*Exercise requirements:* Return the listing below word for word.

►

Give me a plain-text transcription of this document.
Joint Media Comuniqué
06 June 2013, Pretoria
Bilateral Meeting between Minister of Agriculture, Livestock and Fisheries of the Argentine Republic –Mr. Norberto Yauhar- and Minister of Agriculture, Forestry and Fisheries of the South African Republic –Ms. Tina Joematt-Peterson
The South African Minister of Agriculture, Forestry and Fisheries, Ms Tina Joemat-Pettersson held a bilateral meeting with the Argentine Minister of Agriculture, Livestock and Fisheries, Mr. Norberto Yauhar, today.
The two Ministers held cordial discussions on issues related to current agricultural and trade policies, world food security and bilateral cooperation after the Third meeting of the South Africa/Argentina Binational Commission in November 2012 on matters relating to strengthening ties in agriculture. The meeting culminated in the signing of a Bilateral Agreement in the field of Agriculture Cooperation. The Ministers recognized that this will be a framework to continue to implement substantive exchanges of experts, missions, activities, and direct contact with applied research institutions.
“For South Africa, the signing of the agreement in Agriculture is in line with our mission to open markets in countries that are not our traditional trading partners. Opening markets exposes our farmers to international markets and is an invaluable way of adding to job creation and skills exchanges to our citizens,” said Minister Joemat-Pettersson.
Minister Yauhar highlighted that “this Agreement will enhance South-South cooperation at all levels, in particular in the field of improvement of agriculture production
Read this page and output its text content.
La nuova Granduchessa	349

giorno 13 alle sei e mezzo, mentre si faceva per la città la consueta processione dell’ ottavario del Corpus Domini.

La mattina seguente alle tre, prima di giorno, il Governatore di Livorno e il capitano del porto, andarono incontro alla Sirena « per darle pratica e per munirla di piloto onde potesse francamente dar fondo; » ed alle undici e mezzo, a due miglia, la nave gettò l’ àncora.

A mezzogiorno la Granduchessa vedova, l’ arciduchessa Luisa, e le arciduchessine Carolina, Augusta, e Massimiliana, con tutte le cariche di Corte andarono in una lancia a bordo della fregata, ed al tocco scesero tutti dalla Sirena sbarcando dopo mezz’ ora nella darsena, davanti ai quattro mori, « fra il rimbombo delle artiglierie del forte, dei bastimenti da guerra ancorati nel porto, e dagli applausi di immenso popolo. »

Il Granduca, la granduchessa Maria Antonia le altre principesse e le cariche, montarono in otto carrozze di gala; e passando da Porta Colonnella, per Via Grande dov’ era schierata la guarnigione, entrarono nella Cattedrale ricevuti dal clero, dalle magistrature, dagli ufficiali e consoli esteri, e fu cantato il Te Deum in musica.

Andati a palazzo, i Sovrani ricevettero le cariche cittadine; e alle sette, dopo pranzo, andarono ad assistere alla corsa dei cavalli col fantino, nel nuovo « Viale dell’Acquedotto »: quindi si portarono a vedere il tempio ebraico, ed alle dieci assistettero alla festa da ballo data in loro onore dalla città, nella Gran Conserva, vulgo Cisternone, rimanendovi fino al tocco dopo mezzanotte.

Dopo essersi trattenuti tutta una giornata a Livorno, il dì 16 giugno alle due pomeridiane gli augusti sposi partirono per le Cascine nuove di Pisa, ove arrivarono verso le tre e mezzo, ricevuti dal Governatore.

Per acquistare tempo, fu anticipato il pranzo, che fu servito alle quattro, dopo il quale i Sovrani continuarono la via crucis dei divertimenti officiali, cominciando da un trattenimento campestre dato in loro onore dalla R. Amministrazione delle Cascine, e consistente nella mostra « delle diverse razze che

◄

*Worked solution:*
Give me a plain-text transcription of this document.
Joint Media Comuniqué
06 June 2013, Pretoria
Bilateral Meeting between Minister of Agriculture, Livestock and Fisheries of the Argentine Republic –Mr. Norberto Yauhar- and Minister of Agriculture, Forestry and Fisheries of the South African Republic –Ms. Tina Joematt-Peterson
The South African Minister of Agriculture, Forestry and Fisheries, Ms Tina Joemat-Pettersson held a bilateral meeting with the Argentine Minister of Agriculture, Livestock and Fisheries, Mr. Norberto Yauhar, today.
The two Ministers held cordial discussions on issues related to current agricultural and trade policies, world food security and bilateral cooperation after the Third meeting of the South Africa/Argentina Binational Commission in November 2012 on matters relating to strengthening ties in agriculture. The meeting culminated in the signing of a Bilateral Agreement in the field of Agriculture Cooperation. The Ministers recognized that this will be a framework to continue to implement substantive exchanges of experts, missions, activities, and direct contact with applied research institutions.
“For South Africa, the signing of the agreement in Agriculture is in line with our mission to open markets in countries that are not our traditional trading partners. Opening markets exposes our farmers to international markets and is an invaluable way of adding to job creation and skills exchanges to our citizens,” said Minister Joemat-Pettersson.
Minister Yauhar highlighted that “this Agreement will enhance South-South cooperation at all levels, in particular in the field of improvement of agriculture production
Read this page and output its text content.
La nuova Granduchessa	349

giorno 13 alle sei e mezzo, mentre si faceva per la città la consueta processione dell’ ottavario del Corpus Domini.

La mattina seguente alle tre, prima di giorno, il Governatore di Livorno e il capitano del porto, andarono incontro alla Sirena « per darle pratica e per munirla di piloto onde potesse francamente dar fondo; » ed alle undici e mezzo, a due miglia, la nave gettò l’ àncora.

A mezzogiorno la Granduchessa vedova, l’ arciduchessa Luisa, e le arciduchessine Carolina, Augusta, e Massimiliana, con tutte le cariche di Corte andarono in una lancia a bordo della fregata, ed al tocco scesero tutti dalla Sirena sbarcando dopo mezz’ ora nella darsena, davanti ai quattro mori, « fra il rimbombo delle artiglierie del forte, dei bastimenti da guerra ancorati nel porto, e dagli applausi di immenso popolo. »

Il Granduca, la granduchessa Maria Antonia le altre principesse e le cariche, montarono in otto carrozze di gala; e passando da Porta Colonnella, per Via Grande dov’ era schierata la guarnigione, entrarono nella Cattedrale ricevuti dal clero, dalle magistrature, dagli ufficiali e consoli esteri, e fu cantato il Te Deum in musica.

Andati a palazzo, i Sovrani ricevettero le cariche cittadine; e alle sette, dopo pranzo, andarono ad assistere alla corsa dei cavalli col fantino, nel nuovo « Viale dell’Acquedotto »: quindi si portarono a vedere il tempio ebraico, ed alle dieci assistettero alla festa da ballo data in loro onore dalla città, nella Gran Conserva, vulgo Cisternone, rimanendovi fino al tocco dopo mezzanotte.

Dopo essersi trattenuti tutta una giornata a Livorno, il dì 16 giugno alle due pomeridiane gli augusti sposi partirono per le Cascine nuove di Pisa, ove arrivarono verso le tre e mezzo, ricevuti dal Governatore.

Per acquistare tempo, fu anticipato il pranzo, che fu servito alle quattro, dopo il quale i Sovrani continuarono la via crucis dei divertimenti officiali, cominciando da un trattenimento campestre dato in loro onore dalla R. Amministrazione delle Cascine, e consistente nella mostra « delle diverse razze che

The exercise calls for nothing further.